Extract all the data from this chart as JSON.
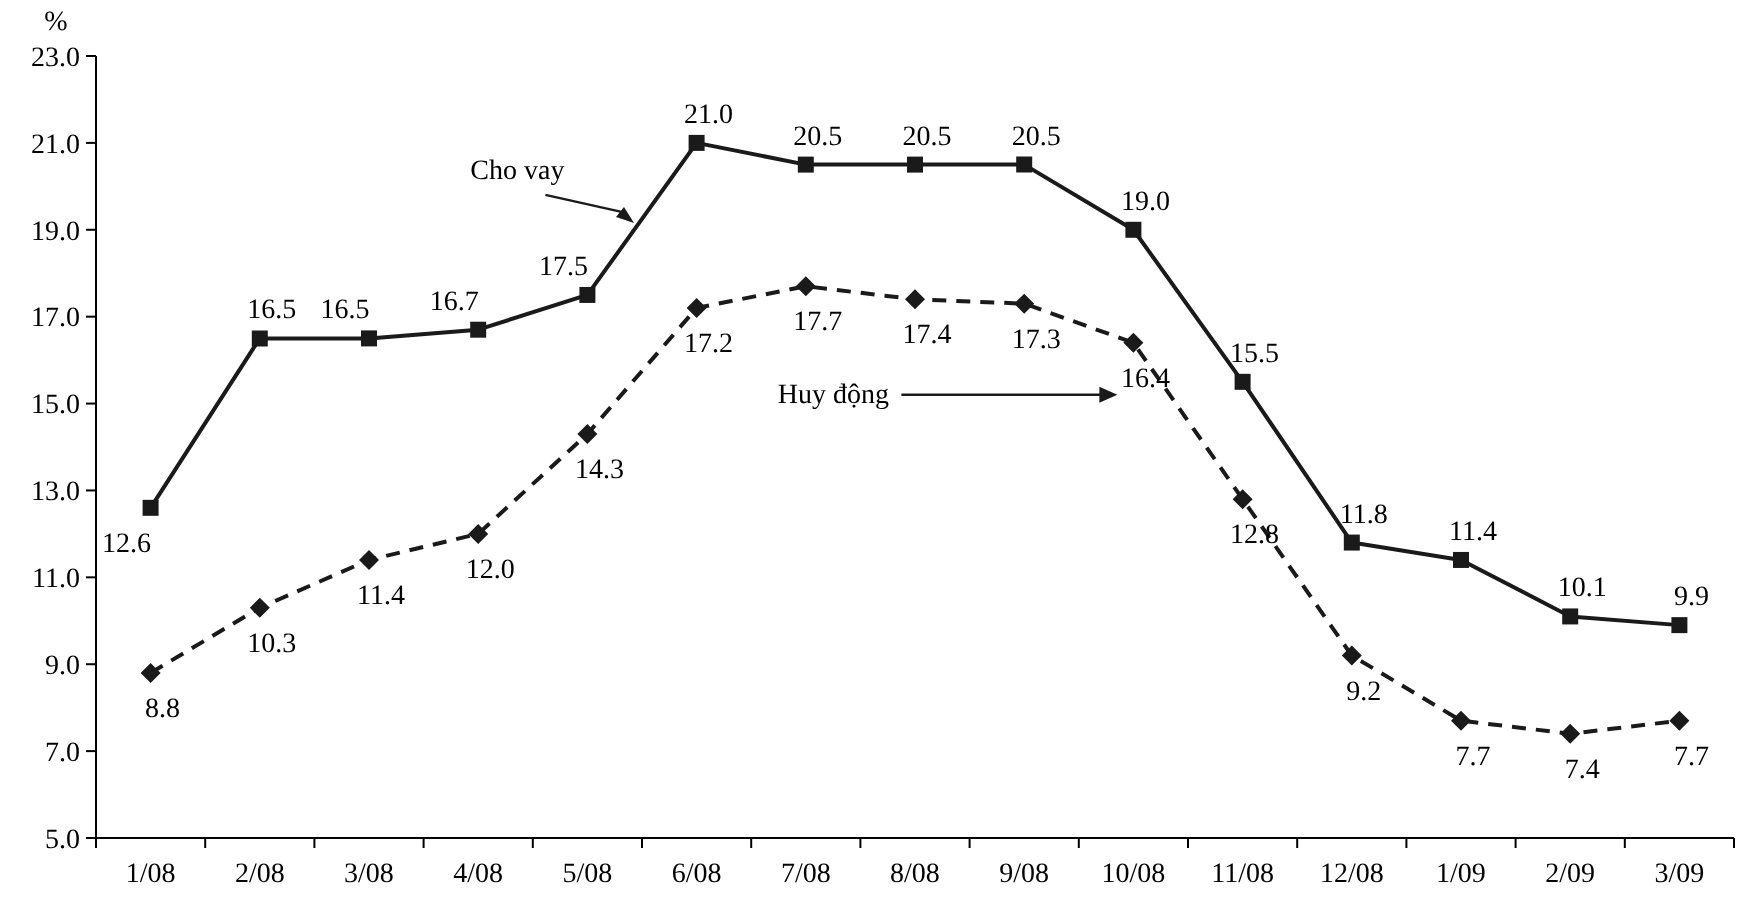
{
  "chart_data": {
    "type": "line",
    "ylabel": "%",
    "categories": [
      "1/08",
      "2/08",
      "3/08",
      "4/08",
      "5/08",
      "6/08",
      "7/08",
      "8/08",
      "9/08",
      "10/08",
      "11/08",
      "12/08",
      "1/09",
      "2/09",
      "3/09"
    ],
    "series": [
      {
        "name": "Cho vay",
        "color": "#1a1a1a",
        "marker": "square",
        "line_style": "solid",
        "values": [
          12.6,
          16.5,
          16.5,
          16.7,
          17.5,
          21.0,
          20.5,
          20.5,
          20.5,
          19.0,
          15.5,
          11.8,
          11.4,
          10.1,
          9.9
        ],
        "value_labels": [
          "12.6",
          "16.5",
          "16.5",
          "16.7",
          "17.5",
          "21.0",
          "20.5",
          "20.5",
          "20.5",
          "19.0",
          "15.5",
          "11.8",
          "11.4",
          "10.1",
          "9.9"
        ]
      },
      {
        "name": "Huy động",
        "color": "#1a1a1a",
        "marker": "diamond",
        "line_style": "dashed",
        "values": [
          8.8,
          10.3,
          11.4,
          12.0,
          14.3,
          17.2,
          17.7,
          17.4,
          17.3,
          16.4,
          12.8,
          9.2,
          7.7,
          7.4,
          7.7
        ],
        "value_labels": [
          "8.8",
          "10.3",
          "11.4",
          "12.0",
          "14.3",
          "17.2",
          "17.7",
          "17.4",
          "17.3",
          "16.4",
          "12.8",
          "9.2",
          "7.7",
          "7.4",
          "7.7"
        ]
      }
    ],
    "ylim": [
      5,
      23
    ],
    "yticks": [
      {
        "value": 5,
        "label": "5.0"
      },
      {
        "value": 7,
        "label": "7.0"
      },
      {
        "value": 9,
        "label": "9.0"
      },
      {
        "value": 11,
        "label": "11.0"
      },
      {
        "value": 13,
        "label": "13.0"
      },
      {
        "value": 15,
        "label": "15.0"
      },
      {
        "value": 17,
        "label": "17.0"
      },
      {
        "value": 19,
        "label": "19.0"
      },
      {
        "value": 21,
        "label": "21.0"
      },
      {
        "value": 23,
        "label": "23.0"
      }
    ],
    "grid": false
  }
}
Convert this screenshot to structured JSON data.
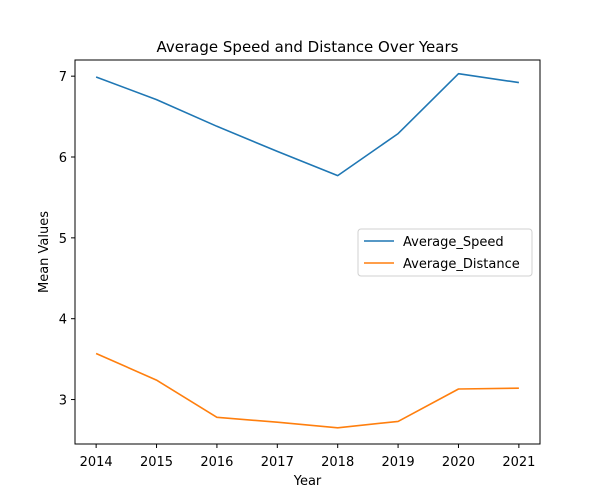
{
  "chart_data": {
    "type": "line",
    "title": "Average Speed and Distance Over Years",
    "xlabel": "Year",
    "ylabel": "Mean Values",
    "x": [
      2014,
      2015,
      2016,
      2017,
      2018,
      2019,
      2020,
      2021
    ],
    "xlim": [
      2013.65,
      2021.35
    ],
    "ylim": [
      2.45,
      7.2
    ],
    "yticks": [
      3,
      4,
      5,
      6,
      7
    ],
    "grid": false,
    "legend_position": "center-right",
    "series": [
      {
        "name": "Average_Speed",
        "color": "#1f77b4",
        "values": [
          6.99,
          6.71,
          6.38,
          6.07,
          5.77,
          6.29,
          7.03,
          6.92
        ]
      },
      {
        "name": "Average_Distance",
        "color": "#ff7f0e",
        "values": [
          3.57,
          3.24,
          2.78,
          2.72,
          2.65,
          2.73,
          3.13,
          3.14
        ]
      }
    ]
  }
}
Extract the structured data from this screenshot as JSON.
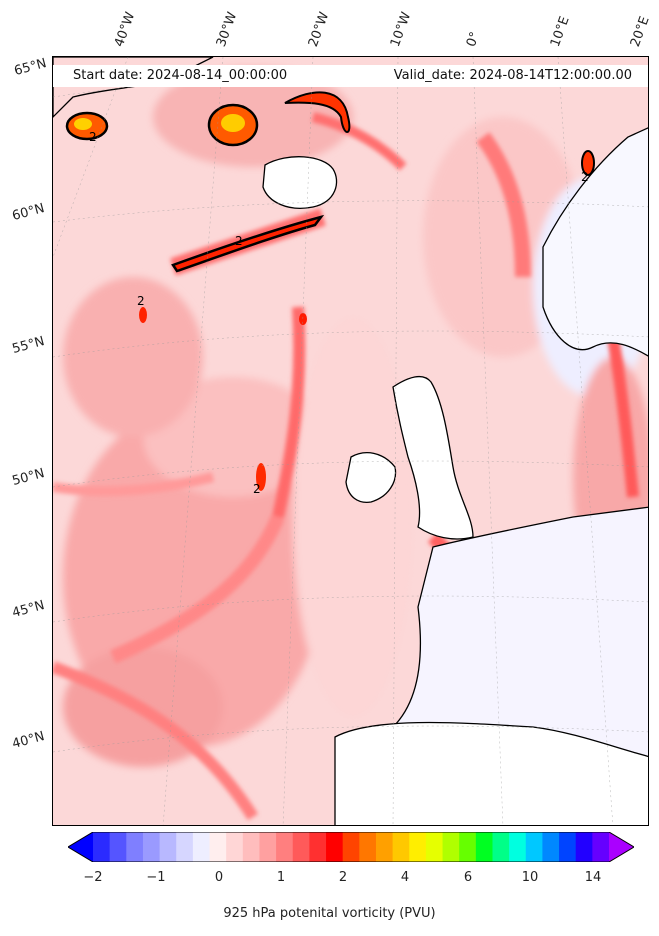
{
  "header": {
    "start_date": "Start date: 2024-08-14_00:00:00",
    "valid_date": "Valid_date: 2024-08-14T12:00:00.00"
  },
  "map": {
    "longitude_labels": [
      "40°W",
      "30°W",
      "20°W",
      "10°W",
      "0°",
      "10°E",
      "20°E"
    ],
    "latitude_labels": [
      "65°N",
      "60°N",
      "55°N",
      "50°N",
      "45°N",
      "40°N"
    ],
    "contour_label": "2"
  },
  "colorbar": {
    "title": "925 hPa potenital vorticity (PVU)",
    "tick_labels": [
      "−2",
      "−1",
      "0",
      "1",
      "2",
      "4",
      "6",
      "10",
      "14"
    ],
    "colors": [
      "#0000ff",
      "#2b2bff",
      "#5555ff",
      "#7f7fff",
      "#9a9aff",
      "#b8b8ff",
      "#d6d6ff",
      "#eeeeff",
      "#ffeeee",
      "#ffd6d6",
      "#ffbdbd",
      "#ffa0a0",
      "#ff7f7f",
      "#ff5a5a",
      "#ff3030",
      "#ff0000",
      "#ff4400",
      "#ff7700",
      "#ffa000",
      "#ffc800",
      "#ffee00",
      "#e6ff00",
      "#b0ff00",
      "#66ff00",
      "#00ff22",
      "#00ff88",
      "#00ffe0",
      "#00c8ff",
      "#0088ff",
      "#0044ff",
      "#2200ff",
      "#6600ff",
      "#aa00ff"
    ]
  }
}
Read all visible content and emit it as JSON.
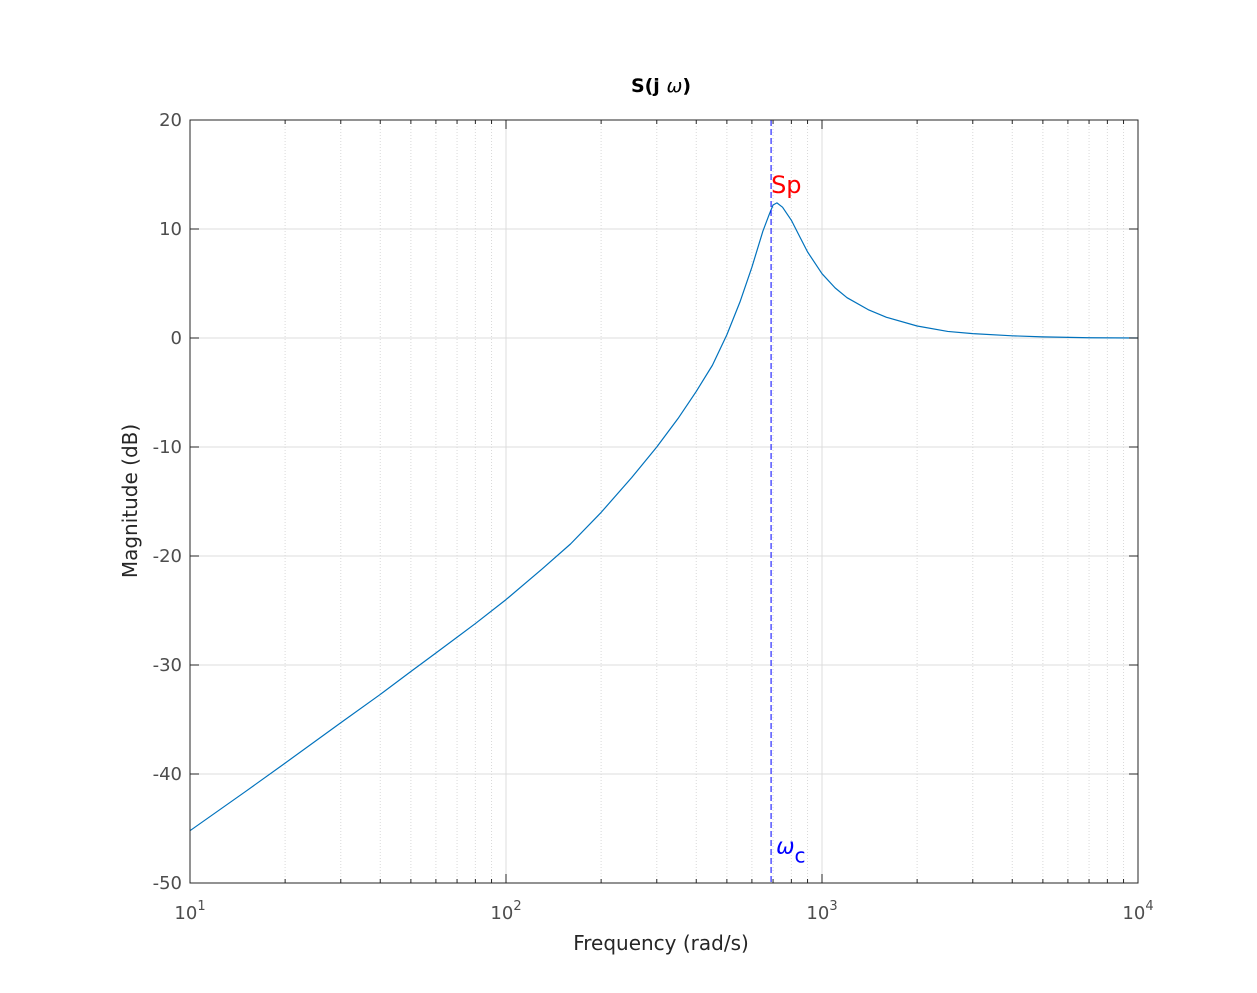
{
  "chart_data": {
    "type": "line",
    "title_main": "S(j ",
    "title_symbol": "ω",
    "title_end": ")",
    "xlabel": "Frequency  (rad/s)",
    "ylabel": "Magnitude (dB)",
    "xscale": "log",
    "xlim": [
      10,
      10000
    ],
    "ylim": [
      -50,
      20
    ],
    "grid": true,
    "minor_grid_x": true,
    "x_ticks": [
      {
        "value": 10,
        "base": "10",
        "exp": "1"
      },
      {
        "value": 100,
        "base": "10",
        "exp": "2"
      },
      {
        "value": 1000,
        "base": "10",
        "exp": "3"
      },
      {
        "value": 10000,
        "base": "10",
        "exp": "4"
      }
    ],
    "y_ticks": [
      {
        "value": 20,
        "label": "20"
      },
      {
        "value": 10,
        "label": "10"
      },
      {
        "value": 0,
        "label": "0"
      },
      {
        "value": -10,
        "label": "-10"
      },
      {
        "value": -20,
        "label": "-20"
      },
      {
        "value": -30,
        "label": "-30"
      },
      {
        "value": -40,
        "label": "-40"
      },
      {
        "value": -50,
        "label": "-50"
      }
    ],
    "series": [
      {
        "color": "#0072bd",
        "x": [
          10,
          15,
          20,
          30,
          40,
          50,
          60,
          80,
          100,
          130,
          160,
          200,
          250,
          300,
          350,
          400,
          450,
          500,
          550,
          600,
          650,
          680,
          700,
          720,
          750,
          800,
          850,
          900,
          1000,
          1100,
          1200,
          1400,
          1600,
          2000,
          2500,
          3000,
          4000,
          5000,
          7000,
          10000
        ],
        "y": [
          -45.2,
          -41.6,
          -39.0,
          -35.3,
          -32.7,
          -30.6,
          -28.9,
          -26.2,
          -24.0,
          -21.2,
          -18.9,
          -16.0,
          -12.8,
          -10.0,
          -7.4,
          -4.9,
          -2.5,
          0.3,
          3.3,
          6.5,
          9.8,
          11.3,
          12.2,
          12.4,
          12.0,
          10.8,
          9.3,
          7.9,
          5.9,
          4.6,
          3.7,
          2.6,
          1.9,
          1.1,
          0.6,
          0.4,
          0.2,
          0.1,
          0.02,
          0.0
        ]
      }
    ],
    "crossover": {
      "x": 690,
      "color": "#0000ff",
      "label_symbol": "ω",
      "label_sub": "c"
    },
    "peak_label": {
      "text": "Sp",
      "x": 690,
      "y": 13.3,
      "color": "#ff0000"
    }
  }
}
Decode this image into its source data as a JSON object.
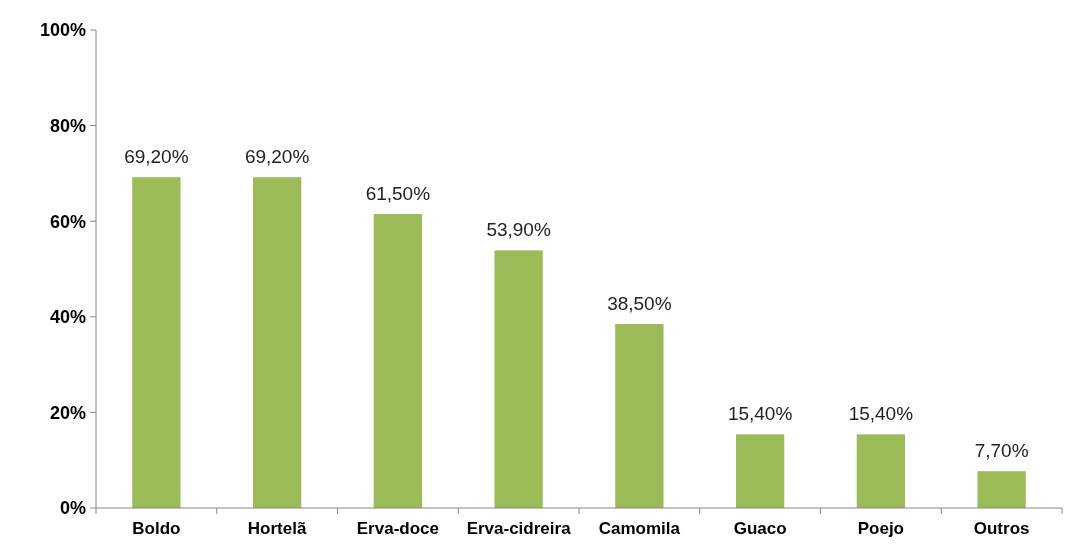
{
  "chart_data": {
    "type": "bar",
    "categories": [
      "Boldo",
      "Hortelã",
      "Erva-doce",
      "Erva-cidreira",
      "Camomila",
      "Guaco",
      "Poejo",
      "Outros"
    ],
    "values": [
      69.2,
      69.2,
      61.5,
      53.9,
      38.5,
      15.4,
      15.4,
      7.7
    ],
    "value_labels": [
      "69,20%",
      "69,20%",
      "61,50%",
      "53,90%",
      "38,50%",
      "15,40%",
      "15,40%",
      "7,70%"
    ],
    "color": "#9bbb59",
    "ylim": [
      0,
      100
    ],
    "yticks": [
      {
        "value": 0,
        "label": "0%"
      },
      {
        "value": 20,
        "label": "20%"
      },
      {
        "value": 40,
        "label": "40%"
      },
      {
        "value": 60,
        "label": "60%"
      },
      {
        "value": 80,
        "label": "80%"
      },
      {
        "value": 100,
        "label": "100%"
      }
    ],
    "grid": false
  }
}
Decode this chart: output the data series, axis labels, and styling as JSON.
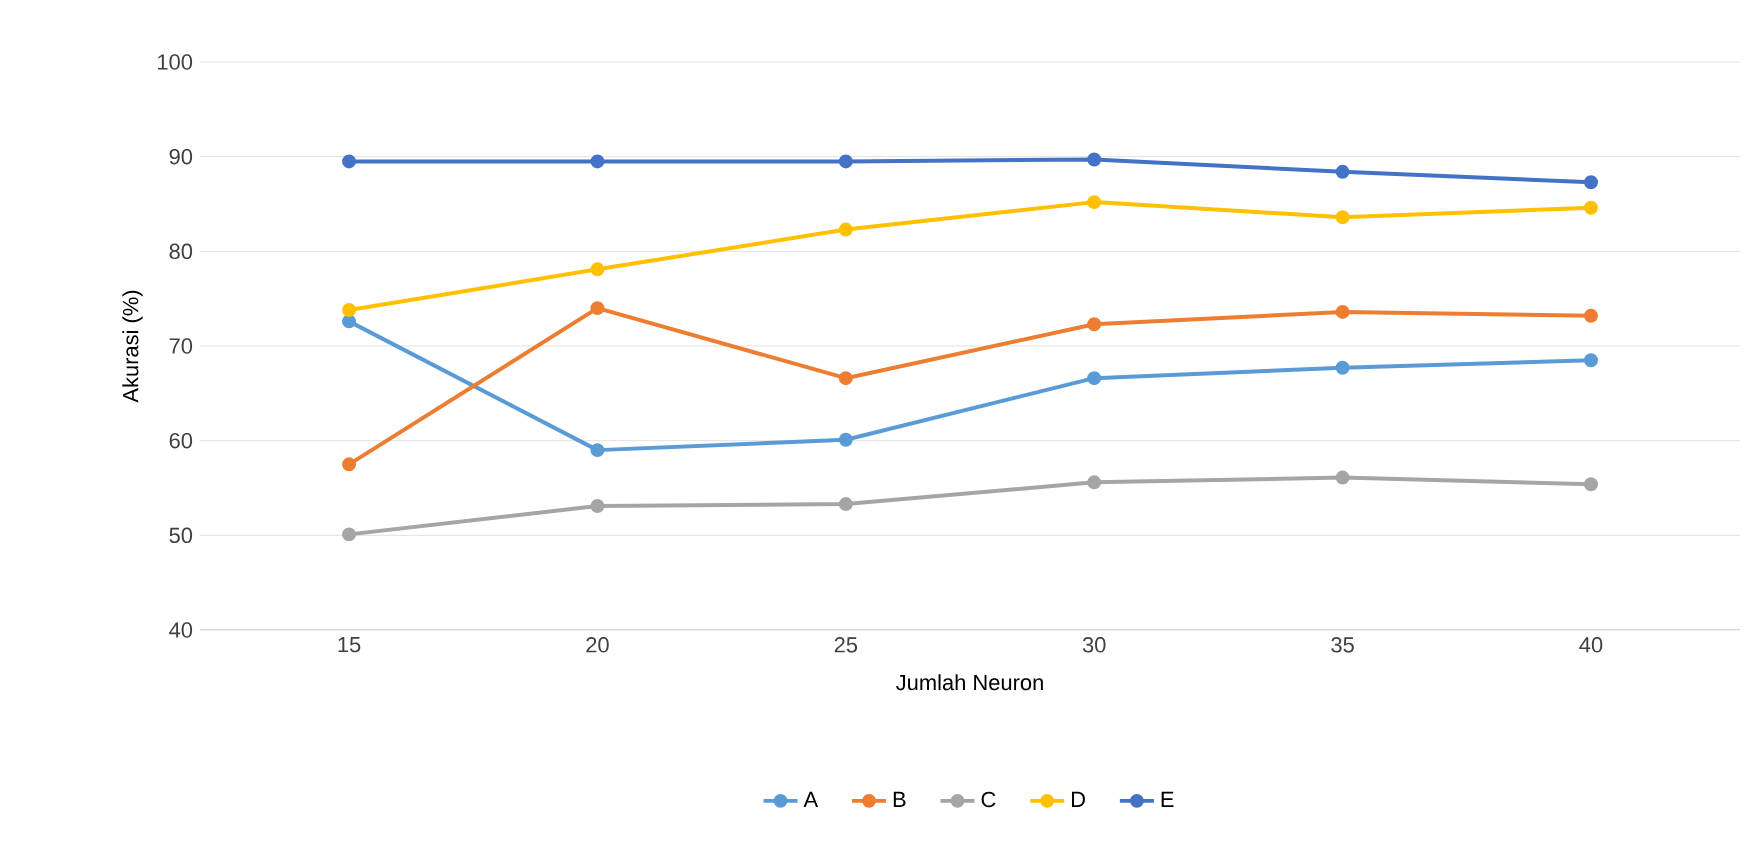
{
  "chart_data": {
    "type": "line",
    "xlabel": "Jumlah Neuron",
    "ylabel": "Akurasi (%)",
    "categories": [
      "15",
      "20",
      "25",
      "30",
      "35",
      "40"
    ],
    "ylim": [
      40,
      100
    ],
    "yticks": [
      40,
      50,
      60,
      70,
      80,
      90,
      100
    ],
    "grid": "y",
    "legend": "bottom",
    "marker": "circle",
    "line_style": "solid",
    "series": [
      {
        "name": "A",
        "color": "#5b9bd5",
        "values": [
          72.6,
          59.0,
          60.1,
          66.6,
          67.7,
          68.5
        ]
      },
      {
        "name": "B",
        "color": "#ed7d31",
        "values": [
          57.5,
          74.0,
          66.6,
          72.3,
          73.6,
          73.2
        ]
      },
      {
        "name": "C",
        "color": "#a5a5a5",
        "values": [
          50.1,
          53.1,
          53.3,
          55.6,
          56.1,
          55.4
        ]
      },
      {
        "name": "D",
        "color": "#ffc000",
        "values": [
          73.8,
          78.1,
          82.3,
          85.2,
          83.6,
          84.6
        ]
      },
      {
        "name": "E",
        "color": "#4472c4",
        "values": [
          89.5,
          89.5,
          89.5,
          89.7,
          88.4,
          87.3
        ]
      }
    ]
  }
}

> _PROMPT_: Filter the listing for the word "Decode" and copy every line that holds it.

> _EXERCISE ANSWER_:
Decode this image into its source data as a JSON object.
Decode this chart: output the data series, axis labels, and styling as JSON.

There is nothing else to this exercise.